**AVAILABLE RECORDS**

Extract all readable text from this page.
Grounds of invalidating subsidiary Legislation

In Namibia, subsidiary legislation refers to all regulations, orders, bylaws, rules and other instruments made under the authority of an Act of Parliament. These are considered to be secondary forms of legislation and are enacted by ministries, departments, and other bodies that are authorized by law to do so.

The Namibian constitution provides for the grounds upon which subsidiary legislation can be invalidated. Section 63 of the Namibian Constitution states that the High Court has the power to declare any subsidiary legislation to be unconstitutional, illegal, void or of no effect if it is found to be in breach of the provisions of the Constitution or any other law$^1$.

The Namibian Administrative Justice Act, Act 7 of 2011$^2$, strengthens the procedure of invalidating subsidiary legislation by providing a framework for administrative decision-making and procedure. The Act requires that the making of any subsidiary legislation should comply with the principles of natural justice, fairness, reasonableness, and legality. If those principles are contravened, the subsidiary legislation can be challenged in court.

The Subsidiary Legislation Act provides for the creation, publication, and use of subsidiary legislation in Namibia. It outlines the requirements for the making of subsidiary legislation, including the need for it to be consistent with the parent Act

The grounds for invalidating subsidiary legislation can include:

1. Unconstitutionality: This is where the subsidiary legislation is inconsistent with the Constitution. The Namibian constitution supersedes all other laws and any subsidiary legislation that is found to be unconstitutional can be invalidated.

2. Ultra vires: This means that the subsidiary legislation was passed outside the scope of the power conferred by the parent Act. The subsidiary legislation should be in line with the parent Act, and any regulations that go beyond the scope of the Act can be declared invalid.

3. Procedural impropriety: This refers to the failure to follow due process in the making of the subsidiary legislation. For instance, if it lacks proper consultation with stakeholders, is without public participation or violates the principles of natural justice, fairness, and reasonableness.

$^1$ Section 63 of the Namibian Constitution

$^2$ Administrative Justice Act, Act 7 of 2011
--
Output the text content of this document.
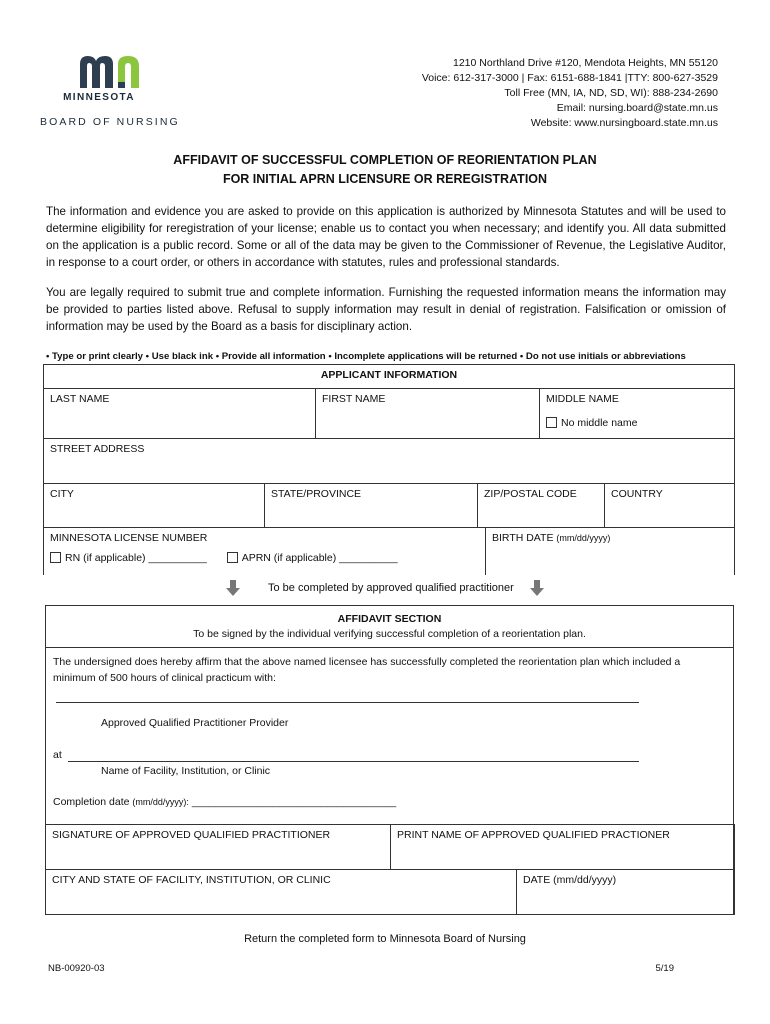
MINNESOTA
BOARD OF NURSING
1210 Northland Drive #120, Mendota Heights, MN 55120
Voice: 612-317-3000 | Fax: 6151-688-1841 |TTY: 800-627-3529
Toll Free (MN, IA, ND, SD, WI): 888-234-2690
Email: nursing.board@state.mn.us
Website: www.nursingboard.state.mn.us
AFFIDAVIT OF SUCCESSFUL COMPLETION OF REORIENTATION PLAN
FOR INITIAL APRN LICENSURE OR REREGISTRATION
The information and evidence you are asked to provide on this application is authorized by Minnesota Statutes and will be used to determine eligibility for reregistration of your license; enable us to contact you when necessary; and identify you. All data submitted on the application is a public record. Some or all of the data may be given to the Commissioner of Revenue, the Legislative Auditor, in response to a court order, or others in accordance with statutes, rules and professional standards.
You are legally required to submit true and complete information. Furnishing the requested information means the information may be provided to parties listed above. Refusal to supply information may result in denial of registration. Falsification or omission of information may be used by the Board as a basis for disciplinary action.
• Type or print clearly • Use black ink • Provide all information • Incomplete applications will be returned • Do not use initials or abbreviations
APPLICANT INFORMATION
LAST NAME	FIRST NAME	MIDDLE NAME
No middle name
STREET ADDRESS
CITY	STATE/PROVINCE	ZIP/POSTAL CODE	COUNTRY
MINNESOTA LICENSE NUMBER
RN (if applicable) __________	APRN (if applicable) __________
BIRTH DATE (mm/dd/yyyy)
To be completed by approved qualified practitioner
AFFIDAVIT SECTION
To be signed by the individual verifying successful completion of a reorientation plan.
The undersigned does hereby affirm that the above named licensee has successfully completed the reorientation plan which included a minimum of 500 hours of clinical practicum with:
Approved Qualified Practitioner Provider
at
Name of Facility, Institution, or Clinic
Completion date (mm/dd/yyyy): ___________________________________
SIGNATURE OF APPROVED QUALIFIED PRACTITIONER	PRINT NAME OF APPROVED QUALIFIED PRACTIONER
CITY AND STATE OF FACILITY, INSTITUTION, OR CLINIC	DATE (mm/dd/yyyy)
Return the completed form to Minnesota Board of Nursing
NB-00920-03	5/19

**YOUR GOAL**
Scan the material above and determine how many lines include the word "CITY"; report only the number.

**SOLUTION FOR THIS EXERCISE**
2